┌────────

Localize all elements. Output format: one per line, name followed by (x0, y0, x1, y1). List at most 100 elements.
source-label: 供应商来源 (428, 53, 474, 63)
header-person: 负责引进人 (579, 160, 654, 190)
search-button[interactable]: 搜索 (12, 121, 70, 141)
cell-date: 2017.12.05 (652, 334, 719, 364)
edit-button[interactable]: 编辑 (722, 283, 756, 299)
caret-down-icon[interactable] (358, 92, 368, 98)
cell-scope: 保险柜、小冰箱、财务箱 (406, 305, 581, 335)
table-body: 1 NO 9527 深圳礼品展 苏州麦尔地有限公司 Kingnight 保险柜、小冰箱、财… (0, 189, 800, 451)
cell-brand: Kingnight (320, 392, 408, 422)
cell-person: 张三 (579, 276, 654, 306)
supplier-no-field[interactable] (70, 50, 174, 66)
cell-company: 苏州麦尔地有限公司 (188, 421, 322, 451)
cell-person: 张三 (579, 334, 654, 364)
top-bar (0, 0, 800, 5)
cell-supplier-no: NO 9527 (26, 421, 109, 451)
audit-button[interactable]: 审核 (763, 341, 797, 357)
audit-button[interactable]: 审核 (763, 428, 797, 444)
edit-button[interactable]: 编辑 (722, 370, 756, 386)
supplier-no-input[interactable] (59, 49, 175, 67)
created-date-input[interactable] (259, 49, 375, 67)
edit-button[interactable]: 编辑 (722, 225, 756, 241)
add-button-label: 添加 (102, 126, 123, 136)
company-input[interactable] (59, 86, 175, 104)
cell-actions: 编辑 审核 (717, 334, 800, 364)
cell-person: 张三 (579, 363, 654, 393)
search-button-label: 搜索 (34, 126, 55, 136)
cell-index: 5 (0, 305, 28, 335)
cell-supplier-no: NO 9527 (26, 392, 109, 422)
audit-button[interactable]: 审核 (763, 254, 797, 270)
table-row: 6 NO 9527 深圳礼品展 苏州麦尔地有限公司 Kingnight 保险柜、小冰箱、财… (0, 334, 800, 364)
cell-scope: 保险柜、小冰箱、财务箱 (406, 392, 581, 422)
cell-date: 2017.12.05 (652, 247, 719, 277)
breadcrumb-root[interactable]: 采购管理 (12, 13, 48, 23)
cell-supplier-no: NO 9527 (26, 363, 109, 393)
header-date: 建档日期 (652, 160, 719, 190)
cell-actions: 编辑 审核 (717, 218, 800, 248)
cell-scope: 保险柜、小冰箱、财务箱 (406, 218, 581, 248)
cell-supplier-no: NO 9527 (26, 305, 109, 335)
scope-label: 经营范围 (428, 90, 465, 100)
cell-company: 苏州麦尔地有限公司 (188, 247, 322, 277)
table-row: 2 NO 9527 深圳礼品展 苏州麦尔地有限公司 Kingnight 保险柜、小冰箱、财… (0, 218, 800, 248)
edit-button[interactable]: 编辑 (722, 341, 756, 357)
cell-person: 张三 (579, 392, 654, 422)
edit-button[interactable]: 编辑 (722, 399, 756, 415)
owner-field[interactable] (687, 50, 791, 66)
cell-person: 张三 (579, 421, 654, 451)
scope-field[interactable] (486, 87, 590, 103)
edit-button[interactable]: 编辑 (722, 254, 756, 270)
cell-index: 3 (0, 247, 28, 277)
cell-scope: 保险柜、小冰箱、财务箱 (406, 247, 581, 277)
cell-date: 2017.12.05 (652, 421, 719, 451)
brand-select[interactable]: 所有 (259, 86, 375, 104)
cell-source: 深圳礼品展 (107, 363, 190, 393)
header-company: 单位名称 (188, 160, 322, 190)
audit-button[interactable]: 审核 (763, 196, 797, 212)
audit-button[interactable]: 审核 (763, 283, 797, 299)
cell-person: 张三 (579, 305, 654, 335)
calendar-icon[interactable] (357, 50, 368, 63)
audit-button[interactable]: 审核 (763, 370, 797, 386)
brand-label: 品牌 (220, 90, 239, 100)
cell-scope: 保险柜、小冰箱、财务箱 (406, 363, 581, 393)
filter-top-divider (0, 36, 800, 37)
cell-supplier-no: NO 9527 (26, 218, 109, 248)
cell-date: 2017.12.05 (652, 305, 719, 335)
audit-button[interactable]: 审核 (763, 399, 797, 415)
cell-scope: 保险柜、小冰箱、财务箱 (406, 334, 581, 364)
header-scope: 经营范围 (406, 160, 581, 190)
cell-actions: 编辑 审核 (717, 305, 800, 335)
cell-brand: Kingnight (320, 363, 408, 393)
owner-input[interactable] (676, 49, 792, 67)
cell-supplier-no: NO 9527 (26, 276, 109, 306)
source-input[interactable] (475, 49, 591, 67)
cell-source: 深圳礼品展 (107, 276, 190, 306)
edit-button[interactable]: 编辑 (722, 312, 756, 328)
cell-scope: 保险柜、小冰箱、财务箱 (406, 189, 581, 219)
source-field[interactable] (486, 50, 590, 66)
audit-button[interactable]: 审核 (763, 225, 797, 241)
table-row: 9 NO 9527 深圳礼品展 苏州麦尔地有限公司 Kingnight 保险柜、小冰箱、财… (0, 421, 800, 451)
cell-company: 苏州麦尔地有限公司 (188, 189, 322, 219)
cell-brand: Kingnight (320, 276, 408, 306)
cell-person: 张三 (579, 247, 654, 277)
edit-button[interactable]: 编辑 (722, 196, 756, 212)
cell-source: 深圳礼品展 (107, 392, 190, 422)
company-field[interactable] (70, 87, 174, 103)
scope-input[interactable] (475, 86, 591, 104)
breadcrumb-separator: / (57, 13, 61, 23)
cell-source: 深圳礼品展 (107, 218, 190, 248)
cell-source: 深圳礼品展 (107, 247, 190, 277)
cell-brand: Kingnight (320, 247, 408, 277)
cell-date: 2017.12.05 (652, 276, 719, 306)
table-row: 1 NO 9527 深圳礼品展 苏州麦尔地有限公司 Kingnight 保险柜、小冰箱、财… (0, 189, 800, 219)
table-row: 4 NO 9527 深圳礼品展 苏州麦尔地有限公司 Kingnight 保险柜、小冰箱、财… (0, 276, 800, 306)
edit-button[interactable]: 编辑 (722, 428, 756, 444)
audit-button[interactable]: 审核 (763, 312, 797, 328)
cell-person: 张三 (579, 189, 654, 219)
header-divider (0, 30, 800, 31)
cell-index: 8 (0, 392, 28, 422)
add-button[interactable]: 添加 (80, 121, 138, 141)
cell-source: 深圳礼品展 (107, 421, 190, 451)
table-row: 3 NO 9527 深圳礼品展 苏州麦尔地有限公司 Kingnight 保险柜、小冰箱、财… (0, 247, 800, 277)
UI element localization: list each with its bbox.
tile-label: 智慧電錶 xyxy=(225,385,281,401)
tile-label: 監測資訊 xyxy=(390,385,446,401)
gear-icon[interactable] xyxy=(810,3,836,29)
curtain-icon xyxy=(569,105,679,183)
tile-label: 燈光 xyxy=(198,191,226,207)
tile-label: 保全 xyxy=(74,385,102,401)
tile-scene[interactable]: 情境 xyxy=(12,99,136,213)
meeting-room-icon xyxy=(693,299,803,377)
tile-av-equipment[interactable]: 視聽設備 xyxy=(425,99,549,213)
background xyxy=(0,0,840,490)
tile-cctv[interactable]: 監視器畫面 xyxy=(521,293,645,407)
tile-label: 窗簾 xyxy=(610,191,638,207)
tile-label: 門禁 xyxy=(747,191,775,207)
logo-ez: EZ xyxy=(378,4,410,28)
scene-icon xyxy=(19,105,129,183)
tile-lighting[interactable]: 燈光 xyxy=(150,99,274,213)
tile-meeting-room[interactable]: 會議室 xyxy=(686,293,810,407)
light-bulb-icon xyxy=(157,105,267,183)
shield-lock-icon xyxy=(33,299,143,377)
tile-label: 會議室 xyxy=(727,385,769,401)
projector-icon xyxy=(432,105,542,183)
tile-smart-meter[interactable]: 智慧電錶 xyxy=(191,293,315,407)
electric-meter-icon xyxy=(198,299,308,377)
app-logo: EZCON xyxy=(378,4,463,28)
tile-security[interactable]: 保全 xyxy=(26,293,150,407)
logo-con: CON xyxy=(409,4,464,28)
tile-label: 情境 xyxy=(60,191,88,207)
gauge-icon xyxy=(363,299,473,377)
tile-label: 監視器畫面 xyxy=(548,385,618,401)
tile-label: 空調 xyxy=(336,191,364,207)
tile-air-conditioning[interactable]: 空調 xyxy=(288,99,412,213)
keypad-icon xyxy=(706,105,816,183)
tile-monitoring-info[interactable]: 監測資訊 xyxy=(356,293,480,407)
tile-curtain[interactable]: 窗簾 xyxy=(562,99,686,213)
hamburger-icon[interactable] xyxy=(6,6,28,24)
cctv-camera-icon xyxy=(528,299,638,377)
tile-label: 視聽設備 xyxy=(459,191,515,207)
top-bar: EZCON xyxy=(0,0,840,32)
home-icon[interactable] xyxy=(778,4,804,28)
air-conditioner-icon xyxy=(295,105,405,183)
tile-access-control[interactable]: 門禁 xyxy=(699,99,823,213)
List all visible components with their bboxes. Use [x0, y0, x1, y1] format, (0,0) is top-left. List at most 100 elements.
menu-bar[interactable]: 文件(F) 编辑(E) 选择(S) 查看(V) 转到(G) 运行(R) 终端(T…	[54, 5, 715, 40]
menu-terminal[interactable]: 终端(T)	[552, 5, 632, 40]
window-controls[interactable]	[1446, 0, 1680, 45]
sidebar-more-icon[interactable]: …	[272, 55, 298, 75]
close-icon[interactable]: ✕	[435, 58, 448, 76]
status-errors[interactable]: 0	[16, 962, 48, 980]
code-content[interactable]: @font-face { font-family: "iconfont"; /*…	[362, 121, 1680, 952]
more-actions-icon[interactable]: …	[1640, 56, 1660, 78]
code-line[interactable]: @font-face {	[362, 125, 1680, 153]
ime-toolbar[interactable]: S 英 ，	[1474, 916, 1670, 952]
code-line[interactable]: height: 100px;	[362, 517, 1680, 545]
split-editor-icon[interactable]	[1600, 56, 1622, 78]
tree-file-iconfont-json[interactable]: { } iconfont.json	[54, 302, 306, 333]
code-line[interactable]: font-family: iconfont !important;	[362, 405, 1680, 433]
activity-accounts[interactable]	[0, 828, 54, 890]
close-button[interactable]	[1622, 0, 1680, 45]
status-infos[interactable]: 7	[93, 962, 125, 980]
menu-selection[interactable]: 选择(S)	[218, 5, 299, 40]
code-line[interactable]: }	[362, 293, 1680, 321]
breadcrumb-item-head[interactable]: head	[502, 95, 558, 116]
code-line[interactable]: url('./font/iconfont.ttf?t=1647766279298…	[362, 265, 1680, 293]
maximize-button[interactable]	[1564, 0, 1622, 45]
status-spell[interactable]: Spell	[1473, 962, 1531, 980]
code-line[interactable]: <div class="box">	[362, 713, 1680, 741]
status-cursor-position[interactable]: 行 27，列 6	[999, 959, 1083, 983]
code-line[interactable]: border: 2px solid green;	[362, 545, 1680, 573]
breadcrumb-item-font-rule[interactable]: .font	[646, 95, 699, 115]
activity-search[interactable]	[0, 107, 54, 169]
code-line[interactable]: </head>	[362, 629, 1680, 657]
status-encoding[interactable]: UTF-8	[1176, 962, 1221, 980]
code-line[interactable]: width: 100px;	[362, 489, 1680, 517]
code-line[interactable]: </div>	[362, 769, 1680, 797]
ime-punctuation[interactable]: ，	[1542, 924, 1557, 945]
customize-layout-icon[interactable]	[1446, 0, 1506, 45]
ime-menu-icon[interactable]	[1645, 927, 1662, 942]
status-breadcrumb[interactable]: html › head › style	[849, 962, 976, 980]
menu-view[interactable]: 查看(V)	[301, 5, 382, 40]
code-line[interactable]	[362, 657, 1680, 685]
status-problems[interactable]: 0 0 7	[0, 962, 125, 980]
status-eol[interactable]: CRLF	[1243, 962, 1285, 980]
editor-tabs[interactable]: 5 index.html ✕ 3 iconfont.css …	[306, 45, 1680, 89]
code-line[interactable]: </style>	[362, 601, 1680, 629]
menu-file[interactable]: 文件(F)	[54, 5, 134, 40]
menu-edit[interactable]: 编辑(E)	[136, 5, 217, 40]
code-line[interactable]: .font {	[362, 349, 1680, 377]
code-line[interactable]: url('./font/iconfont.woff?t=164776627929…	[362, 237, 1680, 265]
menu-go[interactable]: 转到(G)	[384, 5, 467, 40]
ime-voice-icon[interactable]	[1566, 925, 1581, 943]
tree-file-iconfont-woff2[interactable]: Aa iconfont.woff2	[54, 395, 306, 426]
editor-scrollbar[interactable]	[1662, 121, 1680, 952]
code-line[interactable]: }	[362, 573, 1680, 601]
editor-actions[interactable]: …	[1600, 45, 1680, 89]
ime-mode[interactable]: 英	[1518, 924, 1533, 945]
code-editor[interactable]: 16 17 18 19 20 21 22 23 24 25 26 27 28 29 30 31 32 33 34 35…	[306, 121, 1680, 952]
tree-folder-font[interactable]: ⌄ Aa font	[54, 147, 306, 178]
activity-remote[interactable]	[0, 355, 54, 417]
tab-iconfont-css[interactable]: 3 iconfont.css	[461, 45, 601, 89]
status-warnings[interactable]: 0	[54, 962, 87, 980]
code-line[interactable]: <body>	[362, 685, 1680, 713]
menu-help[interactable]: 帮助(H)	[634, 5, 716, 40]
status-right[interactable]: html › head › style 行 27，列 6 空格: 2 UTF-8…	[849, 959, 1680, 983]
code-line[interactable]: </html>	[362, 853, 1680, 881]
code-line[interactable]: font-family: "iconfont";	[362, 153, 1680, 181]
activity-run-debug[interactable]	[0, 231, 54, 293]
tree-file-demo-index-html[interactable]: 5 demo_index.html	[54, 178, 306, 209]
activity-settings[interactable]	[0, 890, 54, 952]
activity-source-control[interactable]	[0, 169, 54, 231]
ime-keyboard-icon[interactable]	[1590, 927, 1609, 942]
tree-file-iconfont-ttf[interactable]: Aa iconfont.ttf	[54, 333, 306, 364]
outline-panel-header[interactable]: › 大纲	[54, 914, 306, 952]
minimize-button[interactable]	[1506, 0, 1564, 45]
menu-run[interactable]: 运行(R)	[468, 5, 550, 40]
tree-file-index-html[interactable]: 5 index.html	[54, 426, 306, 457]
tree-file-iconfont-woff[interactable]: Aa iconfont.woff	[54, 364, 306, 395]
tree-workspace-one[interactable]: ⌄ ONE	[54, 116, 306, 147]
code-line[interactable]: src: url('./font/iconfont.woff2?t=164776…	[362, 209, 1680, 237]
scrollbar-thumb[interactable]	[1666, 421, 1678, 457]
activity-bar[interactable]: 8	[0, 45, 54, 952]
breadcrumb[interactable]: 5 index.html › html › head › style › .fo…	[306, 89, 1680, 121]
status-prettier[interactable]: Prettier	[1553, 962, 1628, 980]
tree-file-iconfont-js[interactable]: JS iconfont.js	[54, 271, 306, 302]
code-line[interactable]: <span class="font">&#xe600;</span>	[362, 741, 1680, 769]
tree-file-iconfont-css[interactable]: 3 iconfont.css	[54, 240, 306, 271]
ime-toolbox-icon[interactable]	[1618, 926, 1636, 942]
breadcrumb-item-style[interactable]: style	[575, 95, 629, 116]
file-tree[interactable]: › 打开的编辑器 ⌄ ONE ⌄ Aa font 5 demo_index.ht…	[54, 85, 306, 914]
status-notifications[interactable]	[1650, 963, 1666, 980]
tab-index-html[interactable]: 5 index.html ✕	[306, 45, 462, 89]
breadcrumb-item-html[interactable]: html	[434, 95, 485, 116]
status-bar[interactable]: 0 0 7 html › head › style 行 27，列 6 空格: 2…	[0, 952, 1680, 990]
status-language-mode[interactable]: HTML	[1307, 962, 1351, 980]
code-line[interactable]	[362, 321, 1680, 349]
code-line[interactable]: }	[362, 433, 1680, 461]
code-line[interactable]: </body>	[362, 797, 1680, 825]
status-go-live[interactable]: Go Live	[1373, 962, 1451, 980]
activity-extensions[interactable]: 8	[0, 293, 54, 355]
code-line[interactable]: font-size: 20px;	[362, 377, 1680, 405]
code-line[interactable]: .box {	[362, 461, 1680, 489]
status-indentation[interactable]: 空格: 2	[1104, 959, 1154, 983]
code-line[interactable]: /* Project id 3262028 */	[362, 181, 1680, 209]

└────────

Copy out the entries word for word, from the very first line through the line that contains "cell-date: 2017.12.05 (652, 334, 719, 364)", including both.

#### CORRECT ANSWER
Localize all elements. Output format: one per line, name followed by (x0, y0, x1, y1). List at most 100 elements.
source-label: 供应商来源 (428, 53, 474, 63)
header-person: 负责引进人 (579, 160, 654, 190)
search-button[interactable]: 搜索 (12, 121, 70, 141)
cell-date: 2017.12.05 (652, 334, 719, 364)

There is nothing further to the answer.